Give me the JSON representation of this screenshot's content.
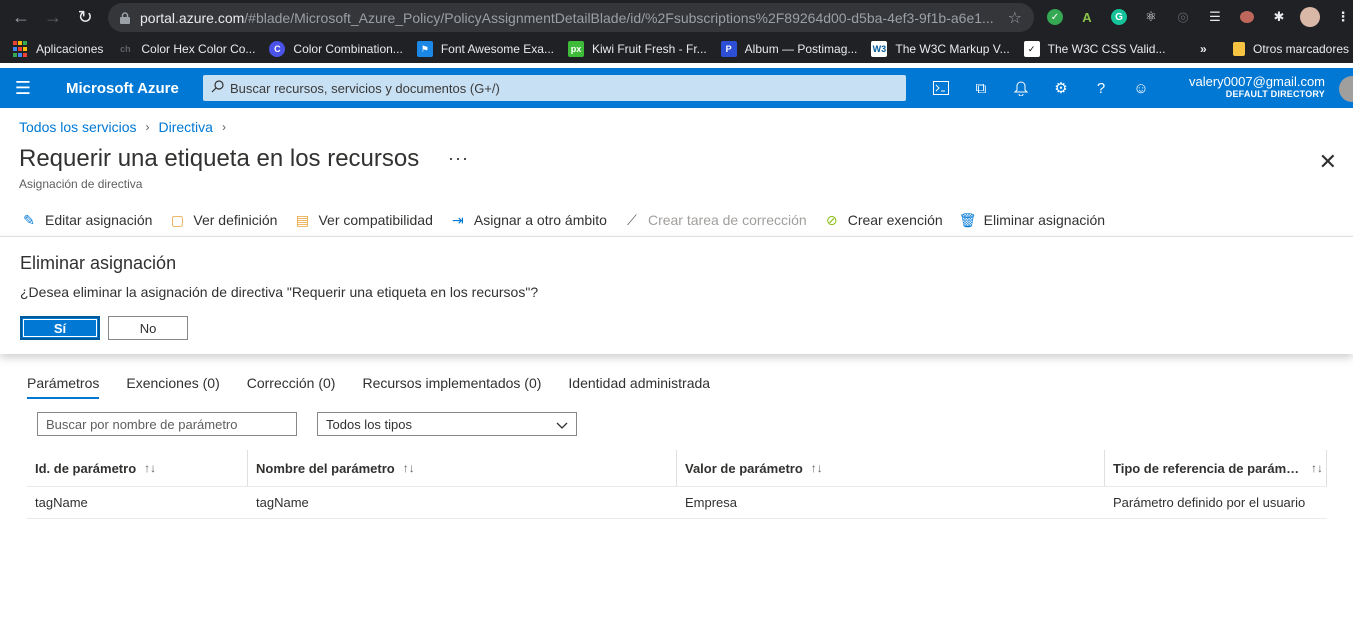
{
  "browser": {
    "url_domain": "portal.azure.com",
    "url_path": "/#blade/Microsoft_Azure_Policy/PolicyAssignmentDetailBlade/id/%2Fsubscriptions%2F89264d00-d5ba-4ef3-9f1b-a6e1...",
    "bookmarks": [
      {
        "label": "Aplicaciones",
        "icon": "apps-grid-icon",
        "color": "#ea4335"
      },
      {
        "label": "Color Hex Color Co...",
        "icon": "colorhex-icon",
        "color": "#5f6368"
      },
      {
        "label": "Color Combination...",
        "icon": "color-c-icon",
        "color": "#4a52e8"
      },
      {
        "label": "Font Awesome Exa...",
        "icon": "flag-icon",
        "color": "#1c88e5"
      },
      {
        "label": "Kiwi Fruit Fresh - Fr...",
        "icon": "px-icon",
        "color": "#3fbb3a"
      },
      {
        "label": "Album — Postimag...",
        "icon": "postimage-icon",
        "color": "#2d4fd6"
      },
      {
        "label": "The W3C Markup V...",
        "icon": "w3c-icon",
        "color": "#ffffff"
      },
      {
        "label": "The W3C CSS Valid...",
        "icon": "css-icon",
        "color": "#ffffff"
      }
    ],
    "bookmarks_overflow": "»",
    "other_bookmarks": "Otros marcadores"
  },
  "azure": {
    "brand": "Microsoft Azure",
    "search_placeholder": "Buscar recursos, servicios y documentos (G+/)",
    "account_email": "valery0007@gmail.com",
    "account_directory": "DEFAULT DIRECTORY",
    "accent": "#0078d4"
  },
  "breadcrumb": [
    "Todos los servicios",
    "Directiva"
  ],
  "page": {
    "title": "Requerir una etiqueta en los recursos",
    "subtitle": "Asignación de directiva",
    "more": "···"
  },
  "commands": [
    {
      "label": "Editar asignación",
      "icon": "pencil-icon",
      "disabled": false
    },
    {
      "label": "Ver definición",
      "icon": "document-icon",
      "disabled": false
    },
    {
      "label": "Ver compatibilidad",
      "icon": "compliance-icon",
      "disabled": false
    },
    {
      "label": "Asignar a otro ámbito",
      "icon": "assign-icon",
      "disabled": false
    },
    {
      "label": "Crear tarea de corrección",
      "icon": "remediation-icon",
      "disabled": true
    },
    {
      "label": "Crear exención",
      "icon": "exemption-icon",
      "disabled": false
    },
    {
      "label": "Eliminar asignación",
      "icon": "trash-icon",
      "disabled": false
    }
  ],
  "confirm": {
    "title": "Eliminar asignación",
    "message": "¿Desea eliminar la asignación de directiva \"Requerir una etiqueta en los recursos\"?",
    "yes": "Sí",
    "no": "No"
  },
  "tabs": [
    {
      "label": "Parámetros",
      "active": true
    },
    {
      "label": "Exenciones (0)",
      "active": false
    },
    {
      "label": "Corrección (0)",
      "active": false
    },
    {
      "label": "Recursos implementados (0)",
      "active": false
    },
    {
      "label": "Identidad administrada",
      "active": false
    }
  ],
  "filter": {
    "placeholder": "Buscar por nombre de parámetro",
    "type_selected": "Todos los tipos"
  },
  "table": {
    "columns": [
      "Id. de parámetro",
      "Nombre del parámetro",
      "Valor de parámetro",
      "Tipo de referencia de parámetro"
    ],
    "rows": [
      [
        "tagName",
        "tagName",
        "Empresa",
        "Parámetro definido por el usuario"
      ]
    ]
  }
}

──────────────────────────────

◆ Given exercise ◆
From the data above, pick out each line containing "etiqueta" and copy it.

◆ Exercise output ◆
    "title": "Requerir una etiqueta en los recursos",
    "message": "¿Desea eliminar la asignación de directiva \"Requerir una etiqueta en los recursos\"?",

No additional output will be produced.